- _Request_
Every line of the records below should be restated exactly.

- _Data entries_
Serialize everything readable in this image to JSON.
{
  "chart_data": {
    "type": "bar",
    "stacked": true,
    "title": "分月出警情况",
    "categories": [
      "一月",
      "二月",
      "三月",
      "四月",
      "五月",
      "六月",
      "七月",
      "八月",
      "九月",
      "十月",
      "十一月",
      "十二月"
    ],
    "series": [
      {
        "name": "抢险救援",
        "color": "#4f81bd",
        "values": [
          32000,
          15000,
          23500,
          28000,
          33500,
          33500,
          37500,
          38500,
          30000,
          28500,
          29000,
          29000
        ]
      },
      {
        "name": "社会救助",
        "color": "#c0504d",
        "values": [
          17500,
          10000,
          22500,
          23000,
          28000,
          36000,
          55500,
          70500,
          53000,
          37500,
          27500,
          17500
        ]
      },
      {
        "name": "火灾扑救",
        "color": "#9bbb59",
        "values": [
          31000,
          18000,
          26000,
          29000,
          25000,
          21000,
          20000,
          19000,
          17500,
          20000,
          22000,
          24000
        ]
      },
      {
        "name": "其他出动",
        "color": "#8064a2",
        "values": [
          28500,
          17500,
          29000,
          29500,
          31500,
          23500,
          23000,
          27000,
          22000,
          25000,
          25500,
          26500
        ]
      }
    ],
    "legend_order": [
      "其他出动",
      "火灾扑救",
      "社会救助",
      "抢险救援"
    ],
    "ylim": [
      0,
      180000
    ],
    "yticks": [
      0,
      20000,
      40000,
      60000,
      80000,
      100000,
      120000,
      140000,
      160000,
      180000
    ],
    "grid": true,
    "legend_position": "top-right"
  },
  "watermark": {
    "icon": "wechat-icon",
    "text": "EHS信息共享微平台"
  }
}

- _Exercise answer_
Serialize everything readable in this image to JSON.
{
  "chart_data": {
    "type": "bar",
    "stacked": true,
    "title": "分月出警情况",
    "categories": [
      "一月",
      "二月",
      "三月",
      "四月",
      "五月",
      "六月",
      "七月",
      "八月",
      "九月",
      "十月",
      "十一月",
      "十二月"
    ],
    "series": [
      {
        "name": "抢险救援",
        "color": "#4f81bd",
        "values": [
          32000,
          15000,
          23500,
          28000,
          33500,
          33500,
          37500,
          38500,
          30000,
          28500,
          29000,
          29000
        ]
      },
      {
        "name": "社会救助",
        "color": "#c0504d",
        "values": [
          17500,
          10000,
          22500,
          23000,
          28000,
          36000,
          55500,
          70500,
          53000,
          37500,
          27500,
          17500
        ]
      },
      {
        "name": "火灾扑救",
        "color": "#9bbb59",
        "values": [
          31000,
          18000,
          26000,
          29000,
          25000,
          21000,
          20000,
          19000,
          17500,
          20000,
          22000,
          24000
        ]
      },
      {
        "name": "其他出动",
        "color": "#8064a2",
        "values": [
          28500,
          17500,
          29000,
          29500,
          31500,
          23500,
          23000,
          27000,
          22000,
          25000,
          25500,
          26500
        ]
      }
    ],
    "legend_order": [
      "其他出动",
      "火灾扑救",
      "社会救助",
      "抢险救援"
    ],
    "ylim": [
      0,
      180000
    ],
    "yticks": [
      0,
      20000,
      40000,
      60000,
      80000,
      100000,
      120000,
      140000,
      160000,
      180000
    ],
    "grid": true,
    "legend_position": "top-right"
  },
  "watermark": {
    "icon": "wechat-icon",
    "text": "EHS信息共享微平台"
  }
}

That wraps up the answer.